The records follow. Transcribe only the lines from the line containing "OCR this image." through the end, both ends included, and leave out the pictures.
..............................
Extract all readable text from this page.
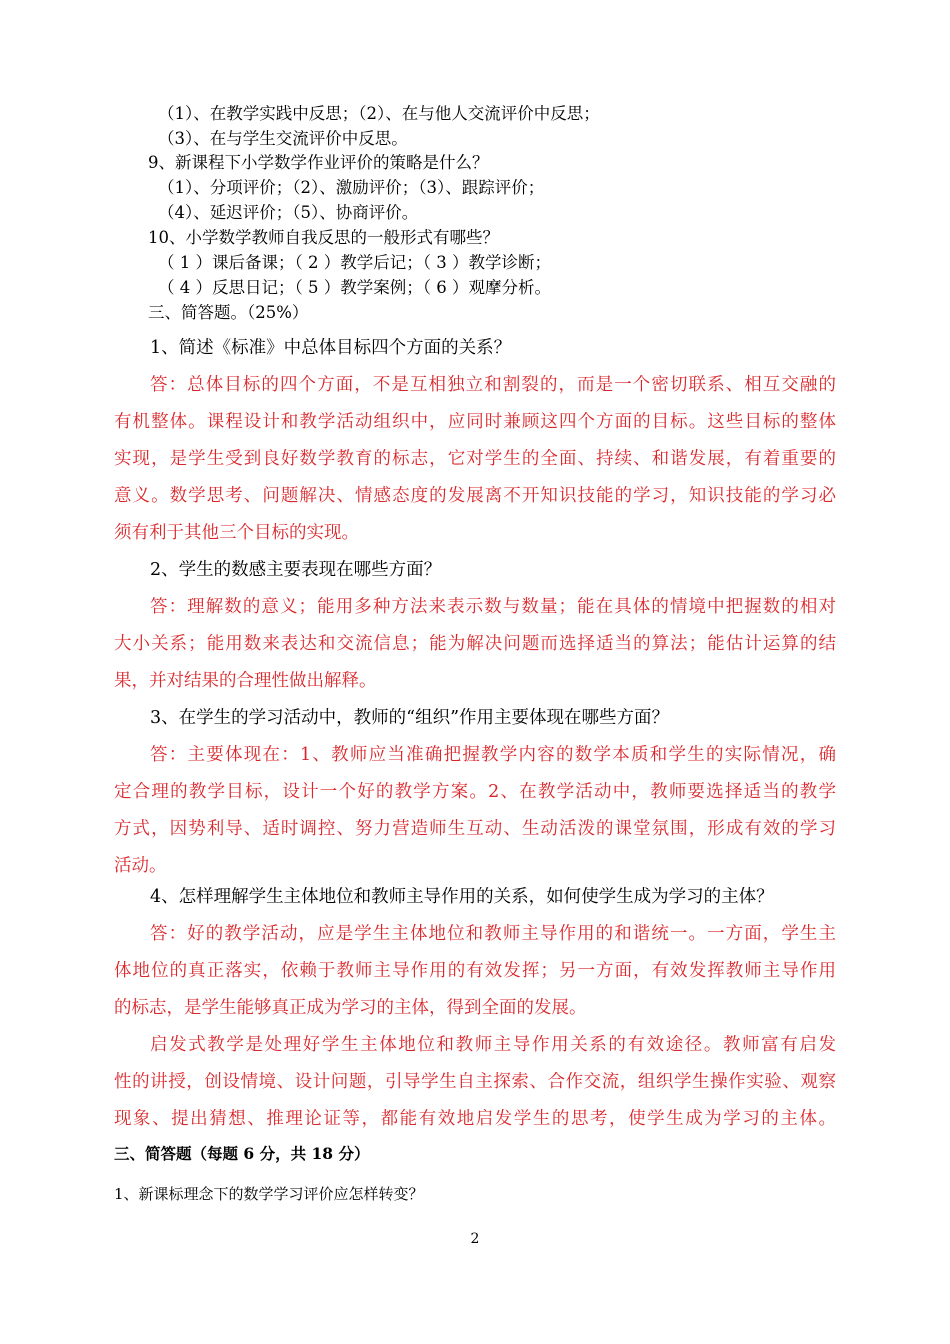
（1）、在教学实践中反思；（2）、在与他人交流评价中反思；
（3）、在与学生交流评价中反思。
9、新课程下小学数学作业评价的策略是什么？
（1）、分项评价；（2）、激励评价；（3）、跟踪评价；
（4）、延迟评价；（5）、协商评价。
10、小学数学教师自我反思的一般形式有哪些？
（ 1 ）课后备课；（ 2 ）教学后记；（ 3 ）教学诊断；
（ 4 ）反思日记；（ 5 ）教学案例；（ 6 ）观摩分析。
三、简答题。（25%）
1、简述《标准》中总体目标四个方面的关系？
答：总体目标的四个方面，不是互相独立和割裂的，而是一个密切联系、相互交融的
有机整体。课程设计和教学活动组织中，应同时兼顾这四个方面的目标。这些目标的整体
实现，是学生受到良好数学教育的标志，它对学生的全面、持续、和谐发展，有着重要的
意义。数学思考、问题解决、情感态度的发展离不开知识技能的学习，知识技能的学习必
须有利于其他三个目标的实现。
2、学生的数感主要表现在哪些方面？
答：理解数的意义；能用多种方法来表示数与数量；能在具体的情境中把握数的相对
大小关系；能用数来表达和交流信息；能为解决问题而选择适当的算法；能估计运算的结
果，并对结果的合理性做出解释。
3、在学生的学习活动中，教师的“组织”作用主要体现在哪些方面？
答：主要体现在：1、教师应当准确把握教学内容的数学本质和学生的实际情况，确
定合理的教学目标，设计一个好的教学方案。2、在教学活动中，教师要选择适当的教学
方式，因势利导、适时调控、努力营造师生互动、生动活泼的课堂氛围，形成有效的学习
活动。
4、怎样理解学生主体地位和教师主导作用的关系，如何使学生成为学习的主体？
答：好的教学活动，应是学生主体地位和教师主导作用的和谐统一。一方面，学生主
体地位的真正落实，依赖于教师主导作用的有效发挥；另一方面，有效发挥教师主导作用
的标志，是学生能够真正成为学习的主体，得到全面的发展。
启发式教学是处理好学生主体地位和教师主导作用关系的有效途径。教师富有启发
性的讲授，创设情境、设计问题，引导学生自主探索、合作交流，组织学生操作实验、观察
现象、提出猜想、推理论证等，都能有效地启发学生的思考，使学生成为学习的主体。
三、简答题（每题 6 分，共 18 分）
1、新课标理念下的数学学习评价应怎样转变？
2
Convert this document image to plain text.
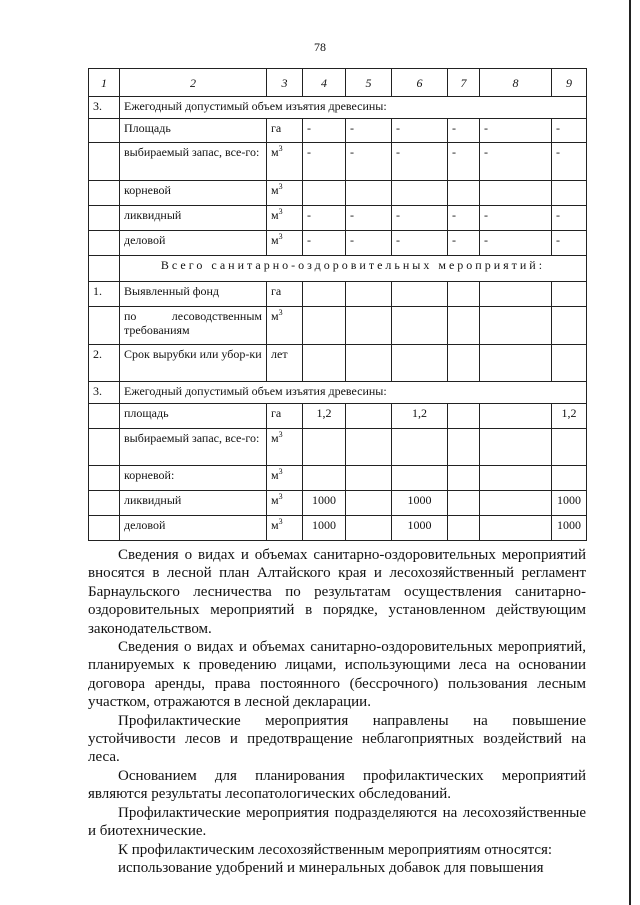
78
1	2	3	4	5	6	7	8	9
3.	Ежегодный допустимый объем изъятия древесины:							
	Площадь	га	-	-	-	-	-	-
	выбираемый запас, все-го:	$м^3$	-	-	-	-	-	-
	корневой	$м^3$						
	ликвидный	$м^3$	-	-	-	-	-	-
	деловой	$м^3$	-	-	-	-	-	-
	Всего санитарно-оздоровительных мероприятий:							
1.	Выявленный фонд	га						
	по лесоводственным требованиям	$м^3$						
2.	Срок вырубки или убор-ки	лет						
3.	Ежегодный допустимый объем изъятия древесины:							
	площадь	га	1,2		1,2			1,2
	выбираемый запас, все-го:	$м^3$						
	корневой:	$м^3$						
	ликвидный	$м^3$	1000		1000			1000
	деловой	$м^3$	1000		1000			1000

Сведения о видах и объемах санитарно-оздоровительных мероприятий вносятся в лесной план Алтайского края и лесохозяйственный регламент Барнаульского лесничества по результатам осуществления санитарно-оздоровительных мероприятий в порядке, установленном действующим законодательством.

Сведения о видах и объемах санитарно-оздоровительных мероприятий, планируемых к проведению лицами, использующими леса на основании договора аренды, права постоянного (бессрочного) пользования лесным участком, отражаются в лесной декларации.

Профилактические мероприятия направлены на повышение устойчивости лесов и предотвращение неблагоприятных воздействий на леса.

Основанием для планирования профилактических мероприятий являются результаты лесопатологических обследований.

Профилактические мероприятия подразделяются на лесохозяйственные и биотехнические.

К профилактическим лесохозяйственным мероприятиям относятся:

использование удобрений и минеральных добавок для повышения
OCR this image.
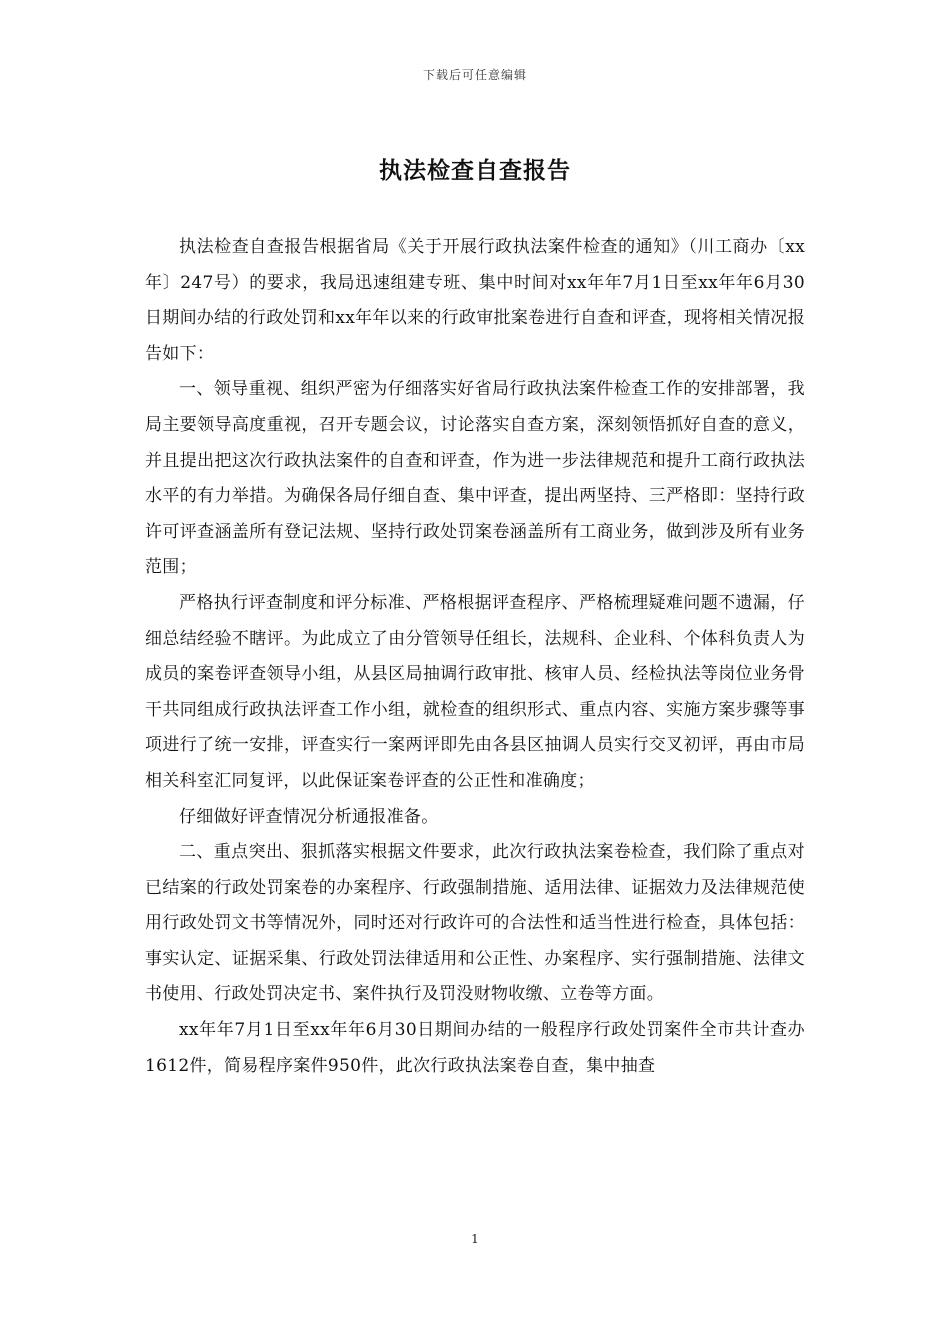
下载后可任意编辑
执法检查自查报告

执法检查自查报告根据省局《关于开展行政执法案件检查的通知》（川工商办〔xx年〕247号）的要求，我局迅速组建专班、集中时间对xx年年7月1日至xx年年6月30日期间办结的行政处罚和xx年年以来的行政审批案卷进行自查和评查，现将相关情况报告如下：

一、领导重视、组织严密为仔细落实好省局行政执法案件检查工作的安排部署，我局主要领导高度重视，召开专题会议，讨论落实自查方案，深刻领悟抓好自查的意义，并且提出把这次行政执法案件的自查和评查，作为进一步法律规范和提升工商行政执法水平的有力举措。为确保各局仔细自查、集中评查，提出两坚持、三严格即：坚持行政许可评查涵盖所有登记法规、坚持行政处罚案卷涵盖所有工商业务，做到涉及所有业务范围；

严格执行评查制度和评分标准、严格根据评查程序、严格梳理疑难问题不遗漏，仔细总结经验不瞎评。为此成立了由分管领导任组长，法规科、企业科、个体科负责人为成员的案卷评查领导小组，从县区局抽调行政审批、核审人员、经检执法等岗位业务骨干共同组成行政执法评查工作小组，就检查的组织形式、重点内容、实施方案步骤等事项进行了统一安排，评查实行一案两评即先由各县区抽调人员实行交叉初评，再由市局相关科室汇同复评，以此保证案卷评查的公正性和准确度；

仔细做好评查情况分析通报准备。

二、重点突出、狠抓落实根据文件要求，此次行政执法案卷检查，我们除了重点对已结案的行政处罚案卷的办案程序、行政强制措施、适用法律、证据效力及法律规范使用行政处罚文书等情况外，同时还对行政许可的合法性和适当性进行检查，具体包括：事实认定、证据采集、行政处罚法律适用和公正性、办案程序、实行强制措施、法律文书使用、行政处罚决定书、案件执行及罚没财物收缴、立卷等方面。

xx年年7月1日至xx年年6月30日期间办结的一般程序行政处罚案件全市共计查办1612件，简易程序案件950件，此次行政执法案卷自查，集中抽查

1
..............................
EXERCISE SOLUTION:
OCR this image.
下载后可任意编辑
执法检查自查报告

执法检查自查报告根据省局《关于开展行政执法案件检查的通知》（川工商办〔xx年〕247号）的要求，我局迅速组建专班、集中时间对xx年年7月1日至xx年年6月30日期间办结的行政处罚和xx年年以来的行政审批案卷进行自查和评查，现将相关情况报告如下：

一、领导重视、组织严密为仔细落实好省局行政执法案件检查工作的安排部署，我局主要领导高度重视，召开专题会议，讨论落实自查方案，深刻领悟抓好自查的意义，并且提出把这次行政执法案件的自查和评查，作为进一步法律规范和提升工商行政执法水平的有力举措。为确保各局仔细自查、集中评查，提出两坚持、三严格即：坚持行政许可评查涵盖所有登记法规、坚持行政处罚案卷涵盖所有工商业务，做到涉及所有业务范围；

严格执行评查制度和评分标准、严格根据评查程序、严格梳理疑难问题不遗漏，仔细总结经验不瞎评。为此成立了由分管领导任组长，法规科、企业科、个体科负责人为成员的案卷评查领导小组，从县区局抽调行政审批、核审人员、经检执法等岗位业务骨干共同组成行政执法评查工作小组，就检查的组织形式、重点内容、实施方案步骤等事项进行了统一安排，评查实行一案两评即先由各县区抽调人员实行交叉初评，再由市局相关科室汇同复评，以此保证案卷评查的公正性和准确度；

仔细做好评查情况分析通报准备。

二、重点突出、狠抓落实根据文件要求，此次行政执法案卷检查，我们除了重点对已结案的行政处罚案卷的办案程序、行政强制措施、适用法律、证据效力及法律规范使用行政处罚文书等情况外，同时还对行政许可的合法性和适当性进行检查，具体包括：事实认定、证据采集、行政处罚法律适用和公正性、办案程序、实行强制措施、法律文书使用、行政处罚决定书、案件执行及罚没财物收缴、立卷等方面。

xx年年7月1日至xx年年6月30日期间办结的一般程序行政处罚案件全市共计查办1612件，简易程序案件950件，此次行政执法案卷自查，集中抽查

1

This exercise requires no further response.